[TASK DIRECTIONS]:
Find the string "lagi" in the listing and report every line that has it.

Dataset rows
────────────────

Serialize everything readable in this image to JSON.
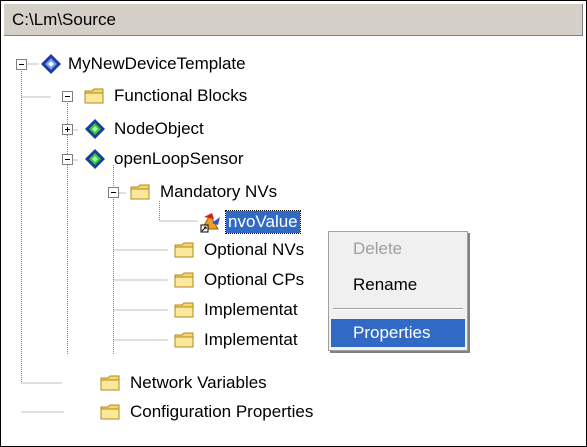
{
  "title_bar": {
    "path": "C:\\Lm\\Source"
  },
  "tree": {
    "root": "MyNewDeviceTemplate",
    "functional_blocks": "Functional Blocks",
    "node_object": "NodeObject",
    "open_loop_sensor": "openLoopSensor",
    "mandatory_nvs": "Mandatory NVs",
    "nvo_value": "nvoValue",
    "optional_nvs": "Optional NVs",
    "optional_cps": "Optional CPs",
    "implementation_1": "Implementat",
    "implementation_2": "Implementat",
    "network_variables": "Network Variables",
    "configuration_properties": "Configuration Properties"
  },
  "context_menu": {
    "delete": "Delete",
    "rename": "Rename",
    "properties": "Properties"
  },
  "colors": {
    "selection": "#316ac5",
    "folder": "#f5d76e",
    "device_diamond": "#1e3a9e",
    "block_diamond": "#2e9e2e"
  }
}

────────────────

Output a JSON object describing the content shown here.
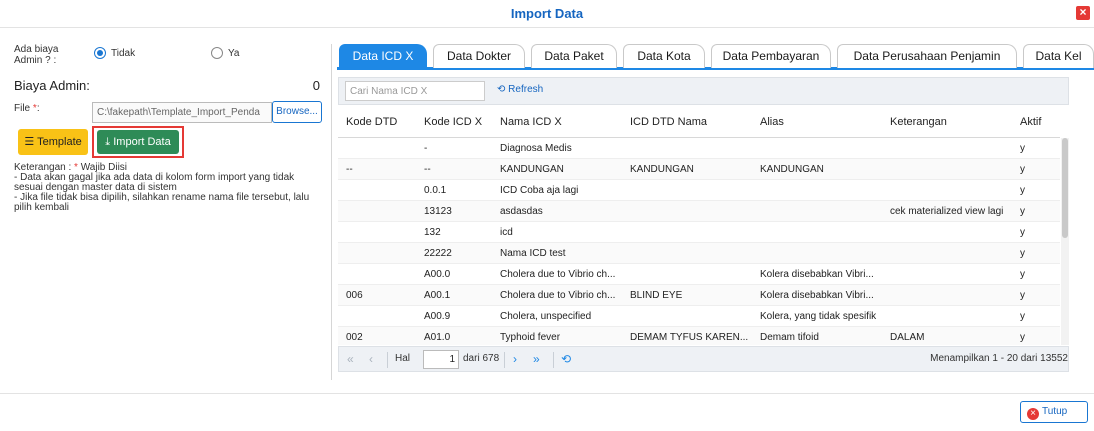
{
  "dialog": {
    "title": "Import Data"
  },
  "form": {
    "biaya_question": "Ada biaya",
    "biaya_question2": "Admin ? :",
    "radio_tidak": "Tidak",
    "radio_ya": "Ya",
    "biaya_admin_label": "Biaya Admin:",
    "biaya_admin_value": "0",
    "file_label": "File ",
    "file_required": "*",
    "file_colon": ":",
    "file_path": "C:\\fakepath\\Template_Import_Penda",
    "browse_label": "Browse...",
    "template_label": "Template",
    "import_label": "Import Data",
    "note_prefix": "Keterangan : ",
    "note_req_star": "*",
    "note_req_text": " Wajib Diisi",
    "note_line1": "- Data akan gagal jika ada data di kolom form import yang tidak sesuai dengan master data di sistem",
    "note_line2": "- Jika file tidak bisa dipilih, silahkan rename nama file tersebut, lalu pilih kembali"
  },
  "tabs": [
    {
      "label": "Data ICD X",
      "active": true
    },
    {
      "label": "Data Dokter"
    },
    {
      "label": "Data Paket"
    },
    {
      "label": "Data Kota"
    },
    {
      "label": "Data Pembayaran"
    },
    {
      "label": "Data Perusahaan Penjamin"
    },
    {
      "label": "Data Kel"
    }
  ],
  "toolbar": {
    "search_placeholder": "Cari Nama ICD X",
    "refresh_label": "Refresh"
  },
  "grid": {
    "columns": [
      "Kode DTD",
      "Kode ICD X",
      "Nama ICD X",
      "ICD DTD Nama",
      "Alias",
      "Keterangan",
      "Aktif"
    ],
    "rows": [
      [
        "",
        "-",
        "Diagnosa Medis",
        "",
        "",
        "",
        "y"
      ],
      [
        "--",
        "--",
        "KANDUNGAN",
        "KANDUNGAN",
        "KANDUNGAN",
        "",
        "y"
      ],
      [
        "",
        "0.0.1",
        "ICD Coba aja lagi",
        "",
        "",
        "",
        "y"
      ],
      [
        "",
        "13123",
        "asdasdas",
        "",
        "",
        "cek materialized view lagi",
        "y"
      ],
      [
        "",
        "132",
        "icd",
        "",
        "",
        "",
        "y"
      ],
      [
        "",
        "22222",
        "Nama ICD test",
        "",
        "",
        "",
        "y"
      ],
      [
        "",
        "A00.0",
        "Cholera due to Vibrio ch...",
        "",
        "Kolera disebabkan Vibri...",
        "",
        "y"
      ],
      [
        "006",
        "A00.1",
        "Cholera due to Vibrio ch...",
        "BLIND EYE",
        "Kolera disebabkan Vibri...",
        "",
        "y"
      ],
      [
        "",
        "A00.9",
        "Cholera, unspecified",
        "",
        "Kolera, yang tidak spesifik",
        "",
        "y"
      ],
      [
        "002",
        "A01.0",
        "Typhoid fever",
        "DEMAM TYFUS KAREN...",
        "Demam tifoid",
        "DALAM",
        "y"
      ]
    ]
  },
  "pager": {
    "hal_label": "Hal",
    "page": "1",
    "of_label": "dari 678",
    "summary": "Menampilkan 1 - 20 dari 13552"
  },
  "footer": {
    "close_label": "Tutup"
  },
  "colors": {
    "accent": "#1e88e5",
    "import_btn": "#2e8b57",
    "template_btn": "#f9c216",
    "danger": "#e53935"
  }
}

────────────────

[SOLVED PROBLEM]:
        "ICD Coba aja lagi",
        "cek materialized view lagi",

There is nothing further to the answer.